**REQUIREMENTS:** Select, from the data, each line where "Repeat" occurs.

Collection entries
────────────────────
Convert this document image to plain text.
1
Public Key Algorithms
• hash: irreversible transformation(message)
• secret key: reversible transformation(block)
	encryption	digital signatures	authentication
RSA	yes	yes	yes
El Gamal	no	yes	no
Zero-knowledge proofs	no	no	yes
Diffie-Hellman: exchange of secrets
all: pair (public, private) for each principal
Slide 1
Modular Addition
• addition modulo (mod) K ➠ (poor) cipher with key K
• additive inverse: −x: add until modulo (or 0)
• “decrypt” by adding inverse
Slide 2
────────────────────
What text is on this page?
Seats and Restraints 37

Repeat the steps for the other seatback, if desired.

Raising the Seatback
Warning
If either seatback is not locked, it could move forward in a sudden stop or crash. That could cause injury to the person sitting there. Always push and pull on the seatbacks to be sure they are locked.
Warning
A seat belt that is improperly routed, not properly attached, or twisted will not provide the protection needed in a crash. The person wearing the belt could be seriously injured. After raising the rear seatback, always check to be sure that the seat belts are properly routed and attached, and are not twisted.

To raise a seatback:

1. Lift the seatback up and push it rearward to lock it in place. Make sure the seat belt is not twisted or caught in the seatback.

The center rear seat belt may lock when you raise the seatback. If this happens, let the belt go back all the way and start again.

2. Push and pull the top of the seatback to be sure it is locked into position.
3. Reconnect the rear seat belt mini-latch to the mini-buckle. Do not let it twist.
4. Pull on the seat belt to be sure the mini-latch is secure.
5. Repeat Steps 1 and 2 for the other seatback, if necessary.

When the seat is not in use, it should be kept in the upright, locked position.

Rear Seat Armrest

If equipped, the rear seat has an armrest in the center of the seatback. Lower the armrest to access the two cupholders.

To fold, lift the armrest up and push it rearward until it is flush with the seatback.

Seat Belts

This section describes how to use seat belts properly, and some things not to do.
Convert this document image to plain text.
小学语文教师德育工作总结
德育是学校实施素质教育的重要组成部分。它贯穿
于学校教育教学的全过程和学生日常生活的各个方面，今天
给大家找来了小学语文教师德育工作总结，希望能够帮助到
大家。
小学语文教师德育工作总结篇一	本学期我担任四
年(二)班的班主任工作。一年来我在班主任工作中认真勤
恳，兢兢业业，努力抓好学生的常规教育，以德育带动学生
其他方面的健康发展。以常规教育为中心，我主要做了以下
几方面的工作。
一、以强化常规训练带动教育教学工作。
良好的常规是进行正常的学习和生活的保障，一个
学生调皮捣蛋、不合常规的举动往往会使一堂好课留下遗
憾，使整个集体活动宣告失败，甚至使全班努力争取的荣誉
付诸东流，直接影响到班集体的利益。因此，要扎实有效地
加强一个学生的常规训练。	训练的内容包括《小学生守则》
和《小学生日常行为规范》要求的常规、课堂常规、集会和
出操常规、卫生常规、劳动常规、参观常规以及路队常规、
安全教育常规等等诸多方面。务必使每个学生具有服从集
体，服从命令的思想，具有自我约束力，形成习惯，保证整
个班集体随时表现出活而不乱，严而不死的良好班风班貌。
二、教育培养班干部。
────────────────────
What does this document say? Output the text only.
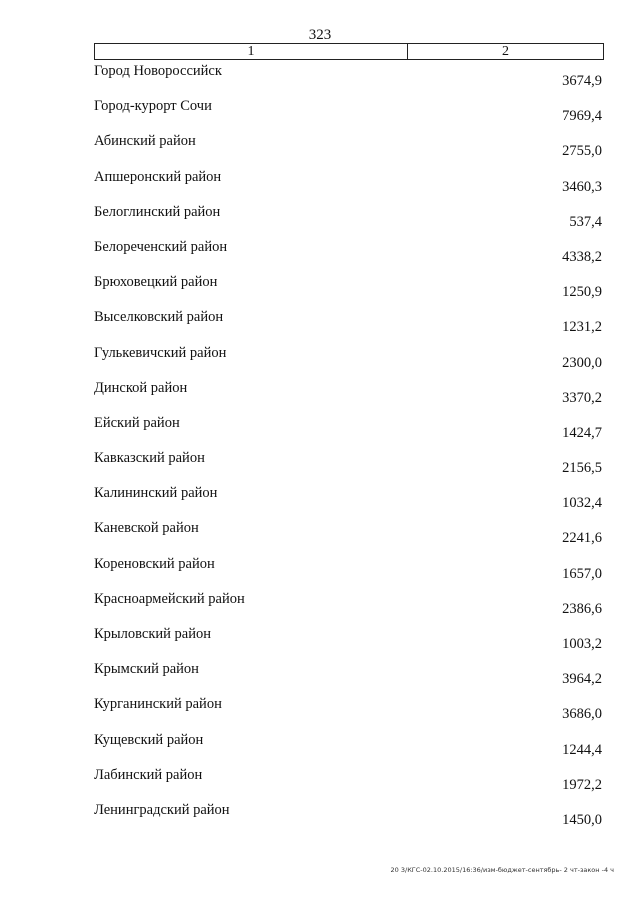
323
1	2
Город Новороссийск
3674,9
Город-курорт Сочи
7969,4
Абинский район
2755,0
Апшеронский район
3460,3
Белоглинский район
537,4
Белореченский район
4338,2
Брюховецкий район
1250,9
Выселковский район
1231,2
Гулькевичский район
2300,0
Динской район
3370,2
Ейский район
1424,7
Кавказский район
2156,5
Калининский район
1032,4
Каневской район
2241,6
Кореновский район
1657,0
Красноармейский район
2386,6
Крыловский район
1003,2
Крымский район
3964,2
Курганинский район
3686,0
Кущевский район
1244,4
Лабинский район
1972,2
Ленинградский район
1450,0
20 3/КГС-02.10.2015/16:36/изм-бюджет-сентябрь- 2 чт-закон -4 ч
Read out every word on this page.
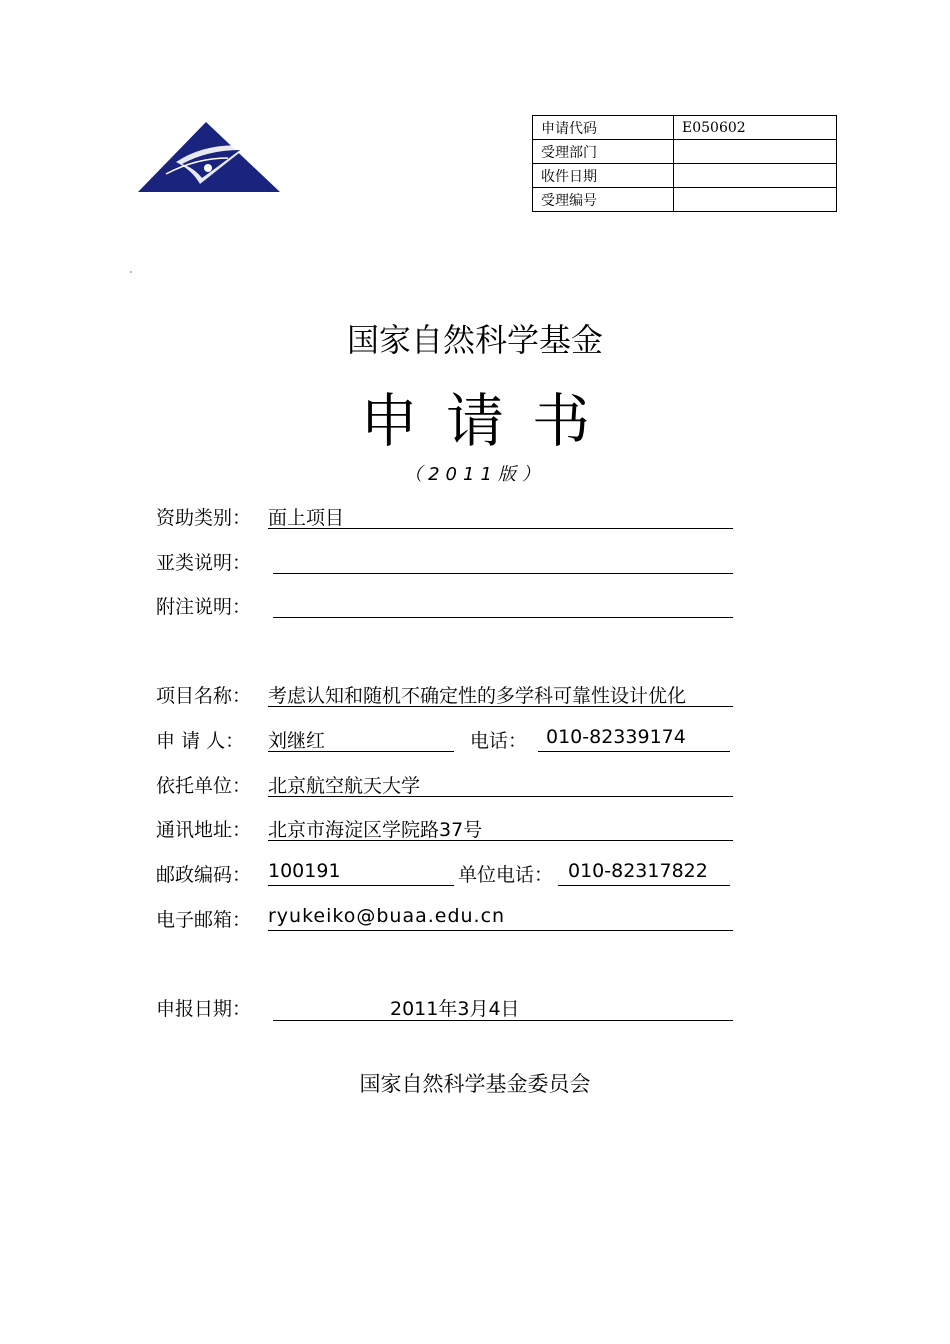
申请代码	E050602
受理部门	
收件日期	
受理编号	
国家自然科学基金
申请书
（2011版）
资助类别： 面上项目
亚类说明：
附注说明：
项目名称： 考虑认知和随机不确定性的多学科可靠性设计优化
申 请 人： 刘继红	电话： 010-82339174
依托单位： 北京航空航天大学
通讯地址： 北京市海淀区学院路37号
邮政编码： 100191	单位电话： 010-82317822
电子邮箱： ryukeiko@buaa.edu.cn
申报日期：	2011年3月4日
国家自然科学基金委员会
────────────────────
**SOLUTION TO THIS PROBLEM:**
Repeat the steps for the other seatback, if desired.
5. Repeat Steps 1 and 2 for the other seatback, if necessary.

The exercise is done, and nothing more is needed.